» Aim: Report the count of lines where the string "Divide" appears, and nothing else.
****************************************
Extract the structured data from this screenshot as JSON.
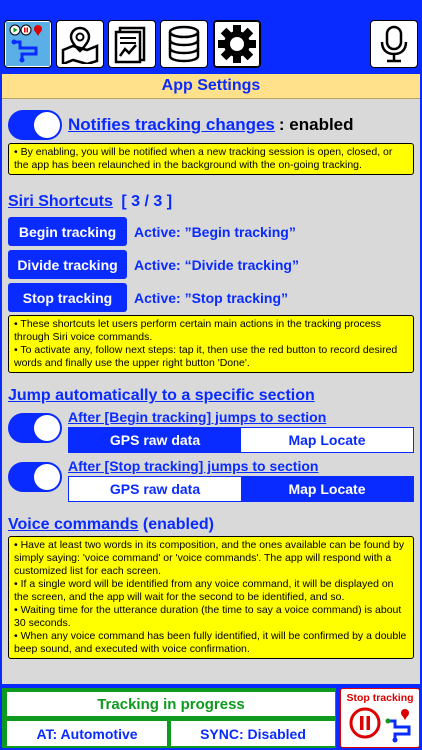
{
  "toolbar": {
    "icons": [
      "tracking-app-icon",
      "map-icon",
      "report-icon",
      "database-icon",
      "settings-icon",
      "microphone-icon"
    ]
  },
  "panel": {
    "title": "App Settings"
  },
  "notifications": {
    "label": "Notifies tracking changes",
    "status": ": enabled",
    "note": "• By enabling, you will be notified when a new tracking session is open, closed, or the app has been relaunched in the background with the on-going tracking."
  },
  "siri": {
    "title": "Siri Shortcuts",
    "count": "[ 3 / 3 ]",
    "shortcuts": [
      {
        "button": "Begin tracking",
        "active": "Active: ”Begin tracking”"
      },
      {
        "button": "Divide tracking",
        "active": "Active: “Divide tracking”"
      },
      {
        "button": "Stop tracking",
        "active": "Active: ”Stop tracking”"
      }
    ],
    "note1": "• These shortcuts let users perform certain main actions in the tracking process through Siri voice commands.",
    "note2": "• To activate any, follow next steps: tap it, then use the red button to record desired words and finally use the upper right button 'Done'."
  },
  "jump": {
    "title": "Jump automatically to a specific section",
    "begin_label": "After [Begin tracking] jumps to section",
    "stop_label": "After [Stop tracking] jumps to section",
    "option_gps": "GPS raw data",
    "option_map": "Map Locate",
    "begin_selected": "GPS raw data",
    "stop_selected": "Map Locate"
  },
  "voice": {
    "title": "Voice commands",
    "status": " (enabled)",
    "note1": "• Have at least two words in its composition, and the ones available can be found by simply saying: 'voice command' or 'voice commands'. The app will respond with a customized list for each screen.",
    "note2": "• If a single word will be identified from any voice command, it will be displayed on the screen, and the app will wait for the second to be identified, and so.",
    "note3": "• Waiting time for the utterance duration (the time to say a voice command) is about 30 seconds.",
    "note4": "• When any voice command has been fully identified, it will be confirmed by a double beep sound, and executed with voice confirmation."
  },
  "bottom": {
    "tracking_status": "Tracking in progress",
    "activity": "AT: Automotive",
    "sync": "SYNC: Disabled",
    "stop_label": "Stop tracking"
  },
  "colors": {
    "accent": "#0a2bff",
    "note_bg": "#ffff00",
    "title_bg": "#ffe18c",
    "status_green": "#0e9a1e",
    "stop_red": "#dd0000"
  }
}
****************************************
» Written response: 2